━━━━━ Record set ━━━━━

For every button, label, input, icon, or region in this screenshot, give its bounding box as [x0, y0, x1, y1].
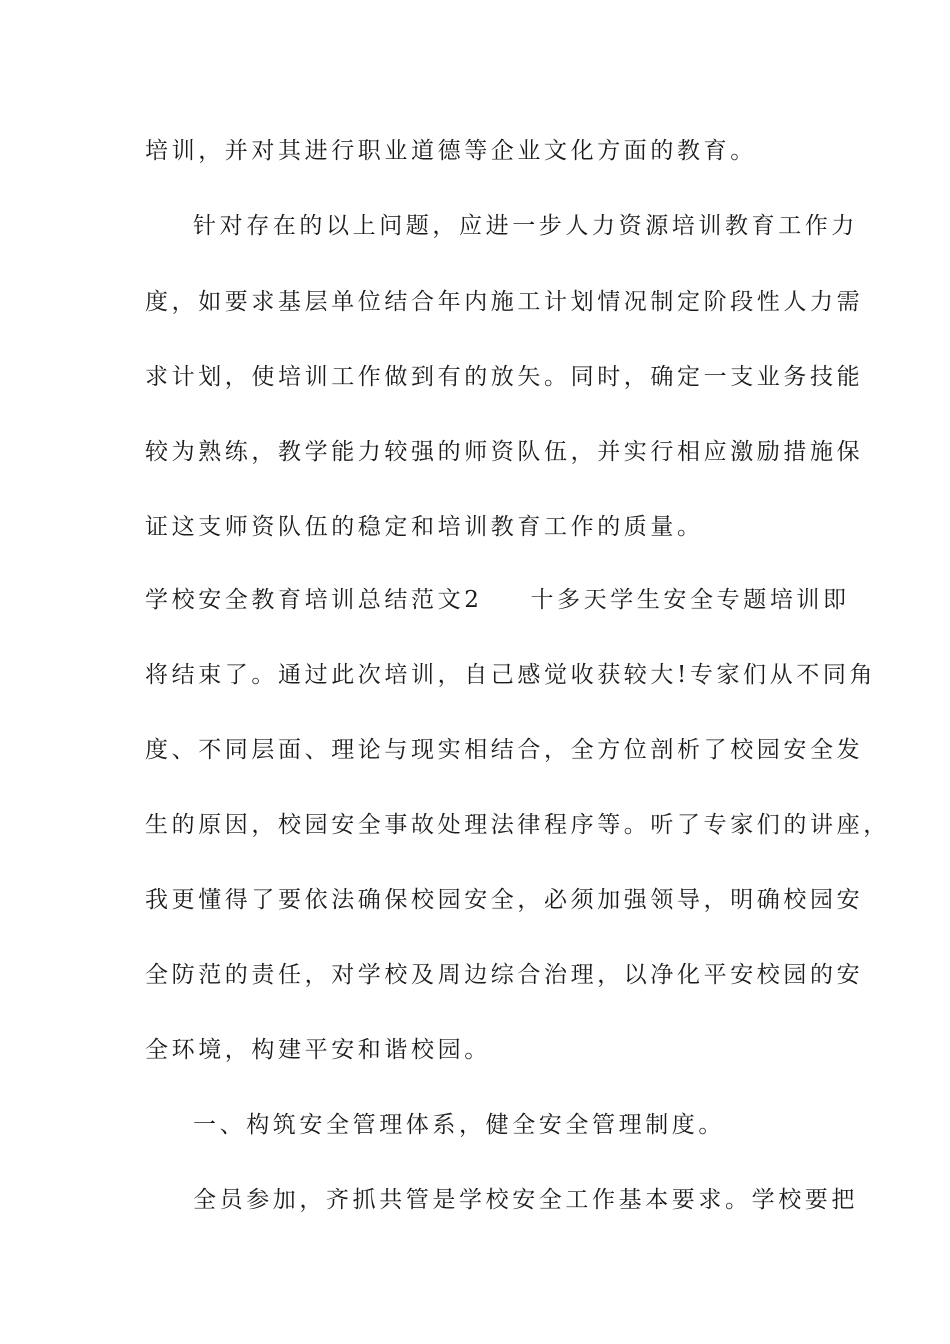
section-heading: 学校安全教育培训总结范文2: [145, 587, 483, 613]
paragraph-line: 全环境，构建平安和谐校园。: [145, 1037, 491, 1063]
subheading-line: 一、构筑安全管理体系，健全安全管理制度。: [193, 1112, 725, 1138]
paragraph-line: 针对存在的以上问题，应进一步人力资源培训教育工作力: [193, 213, 858, 239]
paragraph-line: 证这支师资队伍的稳定和培训教育工作的质量。: [145, 514, 704, 540]
paragraph-start: 十多天学生安全专题培训即: [530, 587, 850, 613]
paragraph-line: 全防范的责任，对学校及周边综合治理，以净化平安校园的安: [145, 962, 864, 988]
section-heading-line: [145, 580, 850, 620]
paragraph-line: 培训，并对其进行职业道德等企业文化方面的教育。: [145, 138, 757, 164]
paragraph-line: 全员参加，齐抓共管是学校安全工作基本要求。学校要把: [193, 1187, 858, 1213]
paragraph-line: 较为熟练，教学能力较强的师资队伍，并实行相应激励措施保: [145, 439, 864, 465]
paragraph-line: 度，如要求基层单位结合年内施工计划情况制定阶段性人力需: [145, 289, 864, 315]
paragraph-line: 生的原因，校园安全事故处理法律程序等。听了专家们的讲座，: [145, 812, 890, 838]
paragraph-line: 将结束了。通过此次培训，自己感觉收获较大!专家们从不同角: [145, 662, 877, 688]
paragraph-line: 我更懂得了要依法确保校园安全，必须加强领导，明确校园安: [145, 887, 864, 913]
paragraph-line: 求计划，使培训工作做到有的放矢。同时，确定一支业务技能: [145, 364, 864, 390]
paragraph-line: 度、不同层面、理论与现实相结合，全方位剖析了校园安全发: [145, 737, 864, 763]
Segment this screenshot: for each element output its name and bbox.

━━━━━

How many lines of the data above contain the string "this"? Case counts. Reply with the number alone.

2